• WORK ITEM: Set down the entries once more, exactly as they are written.

• INPUT DATA:

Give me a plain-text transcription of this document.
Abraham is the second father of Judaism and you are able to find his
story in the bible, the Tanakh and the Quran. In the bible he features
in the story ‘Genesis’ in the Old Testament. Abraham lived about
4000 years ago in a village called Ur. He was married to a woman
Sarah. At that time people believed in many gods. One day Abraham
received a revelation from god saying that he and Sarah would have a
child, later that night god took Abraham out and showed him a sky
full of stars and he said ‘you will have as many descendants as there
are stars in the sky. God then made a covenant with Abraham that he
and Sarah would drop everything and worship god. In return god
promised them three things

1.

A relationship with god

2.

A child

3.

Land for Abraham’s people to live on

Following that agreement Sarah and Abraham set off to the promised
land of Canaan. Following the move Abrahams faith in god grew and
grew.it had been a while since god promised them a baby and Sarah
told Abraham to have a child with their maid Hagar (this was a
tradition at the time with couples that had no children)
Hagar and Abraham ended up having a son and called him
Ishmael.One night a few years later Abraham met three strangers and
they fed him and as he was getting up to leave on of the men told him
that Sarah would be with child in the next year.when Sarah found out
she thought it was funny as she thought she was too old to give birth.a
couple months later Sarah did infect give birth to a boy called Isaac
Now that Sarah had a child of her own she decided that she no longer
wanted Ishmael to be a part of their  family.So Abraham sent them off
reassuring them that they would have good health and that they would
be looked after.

• PROBLEM SOLUTION:
Give me a plain-text transcription of this document.
Abraham is the second father of Judaism and you are able to find his
story in the bible, the Tanakh and the Quran. In the bible he features
in the story ‘Genesis’ in the Old Testament. Abraham lived about
4000 years ago in a village called Ur. He was married to a woman
Sarah. At that time people believed in many gods. One day Abraham
received a revelation from god saying that he and Sarah would have a
child, later that night god took Abraham out and showed him a sky
full of stars and he said ‘you will have as many descendants as there
are stars in the sky. God then made a covenant with Abraham that he
and Sarah would drop everything and worship god. In return god
promised them three things

1.

A relationship with god

2.

A child

3.

Land for Abraham’s people to live on

Following that agreement Sarah and Abraham set off to the promised
land of Canaan. Following the move Abrahams faith in god grew and
grew.it had been a while since god promised them a baby and Sarah
told Abraham to have a child with their maid Hagar (this was a
tradition at the time with couples that had no children)
Hagar and Abraham ended up having a son and called him
Ishmael.One night a few years later Abraham met three strangers and
they fed him and as he was getting up to leave on of the men told him
that Sarah would be with child in the next year.when Sarah found out
she thought it was funny as she thought she was too old to give birth.a
couple months later Sarah did infect give birth to a boy called Isaac
Now that Sarah had a child of her own she decided that she no longer
wanted Ishmael to be a part of their  family.So Abraham sent them off
reassuring them that they would have good health and that they would
be looked after.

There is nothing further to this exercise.